§ Requirement
Word for word, copy all the data and drop the pictures.

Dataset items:
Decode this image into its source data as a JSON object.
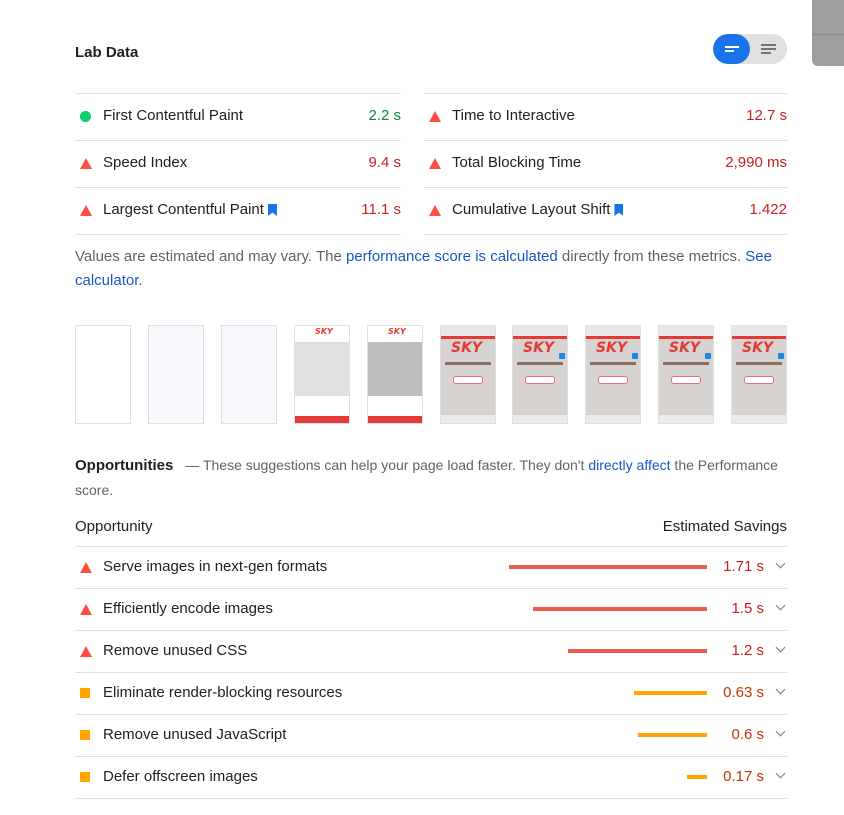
{
  "lab": {
    "title": "Lab Data",
    "view_toggle": {
      "selected": "bars-view",
      "options": [
        "bars-view",
        "list-view"
      ]
    },
    "metrics_left": [
      {
        "label": "First Contentful Paint",
        "value": "2.2 s",
        "status": "good",
        "icon": "green-circle-icon",
        "bookmark": false
      },
      {
        "label": "Speed Index",
        "value": "9.4 s",
        "status": "bad",
        "icon": "red-triangle-icon",
        "bookmark": false
      },
      {
        "label": "Largest Contentful Paint",
        "value": "11.1 s",
        "status": "bad",
        "icon": "red-triangle-icon",
        "bookmark": true
      }
    ],
    "metrics_right": [
      {
        "label": "Time to Interactive",
        "value": "12.7 s",
        "status": "bad",
        "icon": "red-triangle-icon",
        "bookmark": false
      },
      {
        "label": "Total Blocking Time",
        "value": "2,990 ms",
        "status": "bad",
        "icon": "red-triangle-icon",
        "bookmark": false
      },
      {
        "label": "Cumulative Layout Shift",
        "value": "1.422",
        "status": "bad",
        "icon": "red-triangle-icon",
        "bookmark": true
      }
    ],
    "note": {
      "text1": "Values are estimated and may vary. The ",
      "link1": "performance score is calculated",
      "text2": " directly from these metrics. ",
      "link2": "See calculator",
      "text3": "."
    },
    "filmstrip_logo": "SKY"
  },
  "opportunities": {
    "title": "Opportunities",
    "desc1": "— These suggestions can help your page load faster. They don't ",
    "desc_link": "directly affect",
    "desc2": " the Performance score.",
    "col_opportunity": "Opportunity",
    "col_savings": "Estimated Savings",
    "items": [
      {
        "label": "Serve images in next-gen formats",
        "savings": "1.71 s",
        "severity": "red",
        "fraction": 1.0
      },
      {
        "label": "Efficiently encode images",
        "savings": "1.5 s",
        "severity": "red",
        "fraction": 0.877
      },
      {
        "label": "Remove unused CSS",
        "savings": "1.2 s",
        "severity": "red",
        "fraction": 0.702
      },
      {
        "label": "Eliminate render-blocking resources",
        "savings": "0.63 s",
        "severity": "orange",
        "fraction": 0.368
      },
      {
        "label": "Remove unused JavaScript",
        "savings": "0.6 s",
        "severity": "orange",
        "fraction": 0.351
      },
      {
        "label": "Defer offscreen images",
        "savings": "0.17 s",
        "severity": "orange",
        "fraction": 0.099
      }
    ]
  },
  "colors": {
    "good": "#0cce6b",
    "bad": "#ff4e42",
    "average": "#ffa400",
    "accent": "#1a73e8"
  }
}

§ Answer to this problem
Decode this image into its source data as a JSON object.
{
  "lab": {
    "title": "Lab Data",
    "view_toggle": {
      "selected": "bars-view",
      "options": [
        "bars-view",
        "list-view"
      ]
    },
    "metrics_left": [
      {
        "label": "First Contentful Paint",
        "value": "2.2 s",
        "status": "good",
        "icon": "green-circle-icon",
        "bookmark": false
      },
      {
        "label": "Speed Index",
        "value": "9.4 s",
        "status": "bad",
        "icon": "red-triangle-icon",
        "bookmark": false
      },
      {
        "label": "Largest Contentful Paint",
        "value": "11.1 s",
        "status": "bad",
        "icon": "red-triangle-icon",
        "bookmark": true
      }
    ],
    "metrics_right": [
      {
        "label": "Time to Interactive",
        "value": "12.7 s",
        "status": "bad",
        "icon": "red-triangle-icon",
        "bookmark": false
      },
      {
        "label": "Total Blocking Time",
        "value": "2,990 ms",
        "status": "bad",
        "icon": "red-triangle-icon",
        "bookmark": false
      },
      {
        "label": "Cumulative Layout Shift",
        "value": "1.422",
        "status": "bad",
        "icon": "red-triangle-icon",
        "bookmark": true
      }
    ],
    "note": {
      "text1": "Values are estimated and may vary. The ",
      "link1": "performance score is calculated",
      "text2": " directly from these metrics. ",
      "link2": "See calculator",
      "text3": "."
    },
    "filmstrip_logo": "SKY"
  },
  "opportunities": {
    "title": "Opportunities",
    "desc1": "— These suggestions can help your page load faster. They don't ",
    "desc_link": "directly affect",
    "desc2": " the Performance score.",
    "col_opportunity": "Opportunity",
    "col_savings": "Estimated Savings",
    "items": [
      {
        "label": "Serve images in next-gen formats",
        "savings": "1.71 s",
        "severity": "red",
        "fraction": 1.0
      },
      {
        "label": "Efficiently encode images",
        "savings": "1.5 s",
        "severity": "red",
        "fraction": 0.877
      },
      {
        "label": "Remove unused CSS",
        "savings": "1.2 s",
        "severity": "red",
        "fraction": 0.702
      },
      {
        "label": "Eliminate render-blocking resources",
        "savings": "0.63 s",
        "severity": "orange",
        "fraction": 0.368
      },
      {
        "label": "Remove unused JavaScript",
        "savings": "0.6 s",
        "severity": "orange",
        "fraction": 0.351
      },
      {
        "label": "Defer offscreen images",
        "savings": "0.17 s",
        "severity": "orange",
        "fraction": 0.099
      }
    ]
  },
  "colors": {
    "good": "#0cce6b",
    "bad": "#ff4e42",
    "average": "#ffa400",
    "accent": "#1a73e8"
  }
}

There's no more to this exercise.